▶ **What to do**
The records should be repeated word for word, pictures excluded.

▶ **Task material**
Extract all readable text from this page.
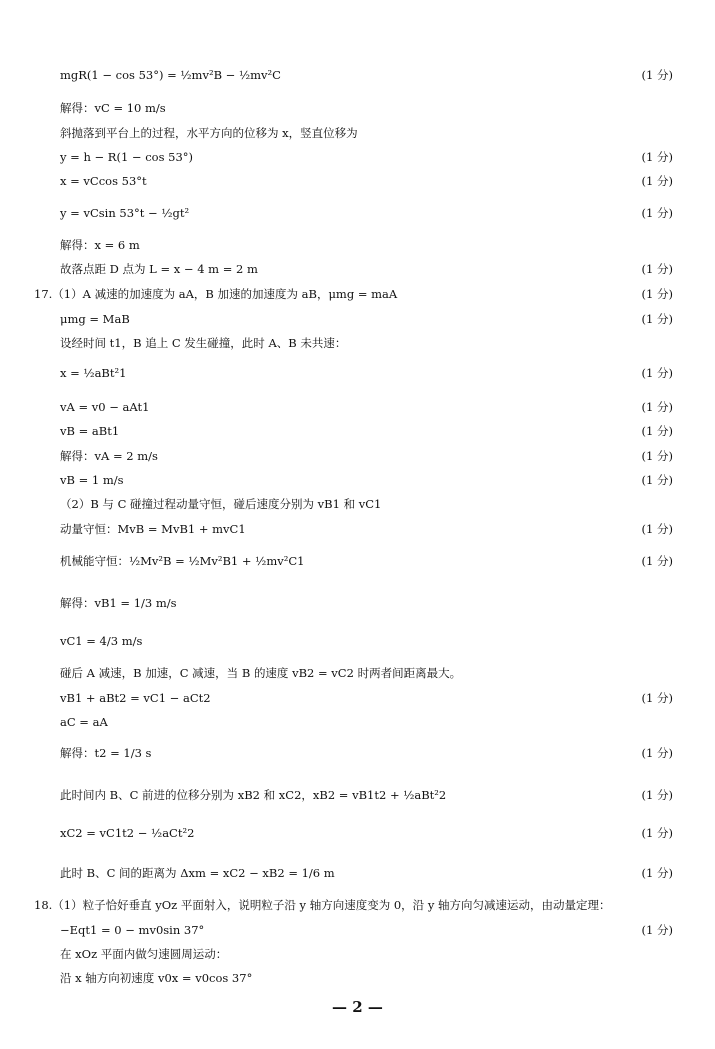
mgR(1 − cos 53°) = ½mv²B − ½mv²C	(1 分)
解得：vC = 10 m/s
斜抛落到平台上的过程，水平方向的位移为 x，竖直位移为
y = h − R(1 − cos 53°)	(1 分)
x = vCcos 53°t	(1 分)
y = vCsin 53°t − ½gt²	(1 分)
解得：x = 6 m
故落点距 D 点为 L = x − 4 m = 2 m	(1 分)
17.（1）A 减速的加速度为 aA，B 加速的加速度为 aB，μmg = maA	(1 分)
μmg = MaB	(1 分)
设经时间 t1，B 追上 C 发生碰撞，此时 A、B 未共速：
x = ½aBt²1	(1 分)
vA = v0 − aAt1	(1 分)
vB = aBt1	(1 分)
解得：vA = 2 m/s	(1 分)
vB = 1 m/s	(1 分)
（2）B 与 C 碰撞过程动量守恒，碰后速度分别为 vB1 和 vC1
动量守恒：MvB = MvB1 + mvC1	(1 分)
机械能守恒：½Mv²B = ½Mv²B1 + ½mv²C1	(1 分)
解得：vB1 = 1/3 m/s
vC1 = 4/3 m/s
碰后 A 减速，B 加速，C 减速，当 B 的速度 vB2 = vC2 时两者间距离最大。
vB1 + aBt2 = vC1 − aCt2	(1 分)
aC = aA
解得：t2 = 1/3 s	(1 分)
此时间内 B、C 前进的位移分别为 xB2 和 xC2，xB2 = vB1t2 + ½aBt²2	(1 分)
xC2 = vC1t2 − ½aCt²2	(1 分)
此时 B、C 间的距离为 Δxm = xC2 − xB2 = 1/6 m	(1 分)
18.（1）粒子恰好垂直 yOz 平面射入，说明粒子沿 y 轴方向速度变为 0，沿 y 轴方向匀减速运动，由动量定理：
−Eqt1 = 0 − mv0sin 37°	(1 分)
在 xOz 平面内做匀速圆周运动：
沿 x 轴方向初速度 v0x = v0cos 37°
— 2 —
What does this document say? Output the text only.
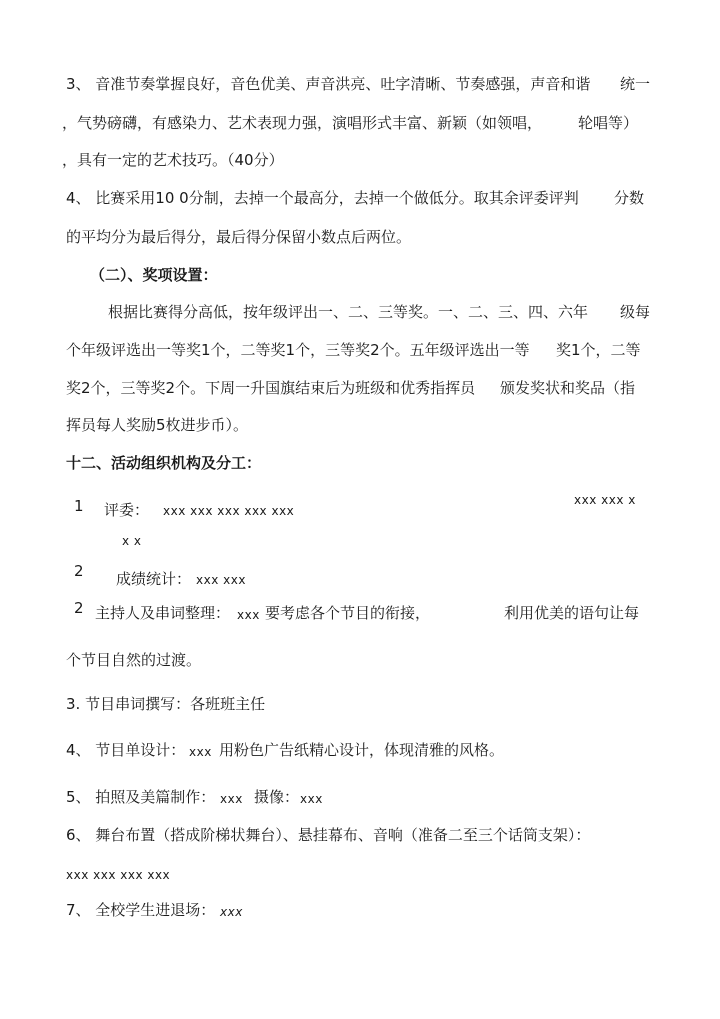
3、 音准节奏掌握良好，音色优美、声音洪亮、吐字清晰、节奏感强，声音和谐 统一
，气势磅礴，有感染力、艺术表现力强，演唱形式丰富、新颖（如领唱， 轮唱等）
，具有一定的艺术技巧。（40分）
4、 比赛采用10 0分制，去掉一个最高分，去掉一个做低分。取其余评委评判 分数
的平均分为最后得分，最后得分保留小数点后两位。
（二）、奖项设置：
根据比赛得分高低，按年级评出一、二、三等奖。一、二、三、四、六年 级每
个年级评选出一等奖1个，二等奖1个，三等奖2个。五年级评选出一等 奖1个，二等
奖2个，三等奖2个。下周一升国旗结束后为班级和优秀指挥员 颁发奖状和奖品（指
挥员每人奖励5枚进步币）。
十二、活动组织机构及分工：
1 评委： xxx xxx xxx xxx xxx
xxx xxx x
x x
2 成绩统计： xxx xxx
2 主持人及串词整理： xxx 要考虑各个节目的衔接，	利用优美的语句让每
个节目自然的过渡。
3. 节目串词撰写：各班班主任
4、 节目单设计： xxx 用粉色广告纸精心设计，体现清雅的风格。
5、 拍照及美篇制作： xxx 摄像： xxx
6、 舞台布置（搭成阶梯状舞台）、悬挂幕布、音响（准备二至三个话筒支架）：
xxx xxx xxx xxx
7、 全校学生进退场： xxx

▶ **Solved exercise**
Extract all readable text from this page.
mgR(1 − cos 53°) = ½mv²B − ½mv²C	(1 分)
解得：vC = 10 m/s
斜抛落到平台上的过程，水平方向的位移为 x，竖直位移为
y = h − R(1 − cos 53°)	(1 分)
x = vCcos 53°t	(1 分)
y = vCsin 53°t − ½gt²	(1 分)
解得：x = 6 m
故落点距 D 点为 L = x − 4 m = 2 m	(1 分)
17.（1）A 减速的加速度为 aA，B 加速的加速度为 aB，μmg = maA	(1 分)
μmg = MaB	(1 分)
设经时间 t1，B 追上 C 发生碰撞，此时 A、B 未共速：
x = ½aBt²1	(1 分)
vA = v0 − aAt1	(1 分)
vB = aBt1	(1 分)
解得：vA = 2 m/s	(1 分)
vB = 1 m/s	(1 分)
（2）B 与 C 碰撞过程动量守恒，碰后速度分别为 vB1 和 vC1
动量守恒：MvB = MvB1 + mvC1	(1 分)
机械能守恒：½Mv²B = ½Mv²B1 + ½mv²C1	(1 分)
解得：vB1 = 1/3 m/s
vC1 = 4/3 m/s
碰后 A 减速，B 加速，C 减速，当 B 的速度 vB2 = vC2 时两者间距离最大。
vB1 + aBt2 = vC1 − aCt2	(1 分)
aC = aA
解得：t2 = 1/3 s	(1 分)
此时间内 B、C 前进的位移分别为 xB2 和 xC2，xB2 = vB1t2 + ½aBt²2	(1 分)
xC2 = vC1t2 − ½aCt²2	(1 分)
此时 B、C 间的距离为 Δxm = xC2 − xB2 = 1/6 m	(1 分)
18.（1）粒子恰好垂直 yOz 平面射入，说明粒子沿 y 轴方向速度变为 0，沿 y 轴方向匀减速运动，由动量定理：
−Eqt1 = 0 − mv0sin 37°	(1 分)
在 xOz 平面内做匀速圆周运动：
沿 x 轴方向初速度 v0x = v0cos 37°
— 2 —
What does this document say? Output the text only.
3、 音准节奏掌握良好，音色优美、声音洪亮、吐字清晰、节奏感强，声音和谐 统一
，气势磅礴，有感染力、艺术表现力强，演唱形式丰富、新颖（如领唱， 轮唱等）
，具有一定的艺术技巧。（40分）
4、 比赛采用10 0分制，去掉一个最高分，去掉一个做低分。取其余评委评判 分数
的平均分为最后得分，最后得分保留小数点后两位。
（二）、奖项设置：
根据比赛得分高低，按年级评出一、二、三等奖。一、二、三、四、六年 级每
个年级评选出一等奖1个，二等奖1个，三等奖2个。五年级评选出一等 奖1个，二等
奖2个，三等奖2个。下周一升国旗结束后为班级和优秀指挥员 颁发奖状和奖品（指
挥员每人奖励5枚进步币）。
十二、活动组织机构及分工：
1 评委： xxx xxx xxx xxx xxx
xxx xxx x
x x
2 成绩统计： xxx xxx
2 主持人及串词整理： xxx 要考虑各个节目的衔接，	利用优美的语句让每
个节目自然的过渡。
3. 节目串词撰写：各班班主任
4、 节目单设计： xxx 用粉色广告纸精心设计，体现清雅的风格。
5、 拍照及美篇制作： xxx 摄像： xxx
6、 舞台布置（搭成阶梯状舞台）、悬挂幕布、音响（准备二至三个话筒支架）：
xxx xxx xxx xxx
7、 全校学生进退场： xxx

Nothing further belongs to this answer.